**Short problem 1**
Repeat word for word everything in the records from the very first line down to the line that contains "series-line <box>90 384 1073 526</box>", including both of those lines.

**Selected excerpt**
***

We will now work our way through the remaining times when Israel either rebelled or grumbled. What we see is that God now holds them accountable. They are now people who have encountered Him at Sinai in a unique way, who came to a place of commitment to Him. They are now failing in their covenant commitment if they grumble against God.

8th Grumbling – hardships

    

Num 11:1-3 Now the people complained about their hardships in the hearing of the LORD, and when he heard them his anger was aroused. Then fire from the LORD burned among them and consumed some of the outskirts of the camp. When the people cried out to Moses, he prayed to the LORD and the fire died down. So that place was called Taberah, because fire from the LORD had burned among them.

  • The Lord's action is simply to bring fire down on the outskirts of the came. It is very restrained, does not burn up much of the camp and no deaths are recorded – but it is a clear warning!
9th Grumbling – Boredom with Manna

    

Num 11:4-6 The rabble with them began to crave other food, and again the Israelites started wailing and said, "If only we had meat to eat! We remember the fish we ate in Egypt at no cost--also the cucumbers, melons, leeks, onions and garlic. But now we have lost our appetite; we never see anything but this manna!"

***

**Materials provided**
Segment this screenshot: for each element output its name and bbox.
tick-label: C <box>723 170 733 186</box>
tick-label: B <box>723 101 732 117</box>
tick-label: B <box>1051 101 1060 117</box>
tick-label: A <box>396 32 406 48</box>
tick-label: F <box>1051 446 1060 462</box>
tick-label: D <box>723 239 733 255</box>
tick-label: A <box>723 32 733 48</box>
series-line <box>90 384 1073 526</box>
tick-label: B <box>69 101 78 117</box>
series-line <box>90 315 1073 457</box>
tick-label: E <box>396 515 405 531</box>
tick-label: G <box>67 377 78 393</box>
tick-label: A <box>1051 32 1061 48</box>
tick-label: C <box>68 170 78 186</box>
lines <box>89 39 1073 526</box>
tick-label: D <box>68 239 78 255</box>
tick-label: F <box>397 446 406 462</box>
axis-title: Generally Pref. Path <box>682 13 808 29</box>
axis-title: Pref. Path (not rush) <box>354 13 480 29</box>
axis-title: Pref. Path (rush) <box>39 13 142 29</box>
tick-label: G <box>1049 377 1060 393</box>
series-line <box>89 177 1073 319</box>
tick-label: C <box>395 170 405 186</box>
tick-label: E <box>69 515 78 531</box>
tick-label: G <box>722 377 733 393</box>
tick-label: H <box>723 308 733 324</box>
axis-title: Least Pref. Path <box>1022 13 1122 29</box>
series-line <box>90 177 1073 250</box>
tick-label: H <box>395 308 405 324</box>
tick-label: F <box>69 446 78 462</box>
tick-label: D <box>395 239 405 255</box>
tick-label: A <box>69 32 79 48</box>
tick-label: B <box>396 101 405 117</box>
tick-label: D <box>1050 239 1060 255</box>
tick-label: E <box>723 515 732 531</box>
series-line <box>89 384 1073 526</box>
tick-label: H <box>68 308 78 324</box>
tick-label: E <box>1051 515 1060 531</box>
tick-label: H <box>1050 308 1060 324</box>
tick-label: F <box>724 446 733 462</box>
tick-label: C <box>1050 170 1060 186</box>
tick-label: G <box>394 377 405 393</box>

***

**Short problem 2**
Copy out the whole passage about Israel's grumbling in the wilderness word for word.

**Written answer 1**
Segment this screenshot: for each element output its name and bbox.
tick-label: C <box>723 170 733 186</box>
tick-label: B <box>723 101 732 117</box>
tick-label: B <box>1051 101 1060 117</box>
tick-label: A <box>396 32 406 48</box>
tick-label: F <box>1051 446 1060 462</box>
tick-label: D <box>723 239 733 255</box>
tick-label: A <box>723 32 733 48</box>
series-line <box>90 384 1073 526</box>

**Written answer 2**
We will now work our way through the remaining times when Israel either rebelled or grumbled. What we see is that God now holds them accountable. They are now people who have encountered Him at Sinai in a unique way, who came to a place of commitment to Him. They are now failing in their covenant commitment if they grumble against God.

8th Grumbling – hardships

    

Num 11:1-3 Now the people complained about their hardships in the hearing of the LORD, and when he heard them his anger was aroused. Then fire from the LORD burned among them and consumed some of the outskirts of the camp. When the people cried out to Moses, he prayed to the LORD and the fire died down. So that place was called Taberah, because fire from the LORD had burned among them.

  • The Lord's action is simply to bring fire down on the outskirts of the came. It is very restrained, does not burn up much of the camp and no deaths are recorded – but it is a clear warning!
9th Grumbling – Boredom with Manna

    

Num 11:4-6 The rabble with them began to crave other food, and again the Israelites started wailing and said, "If only we had meat to eat! We remember the fish we ate in Egypt at no cost--also the cucumbers, melons, leeks, onions and garlic. But now we have lost our appetite; we never see anything but this manna!"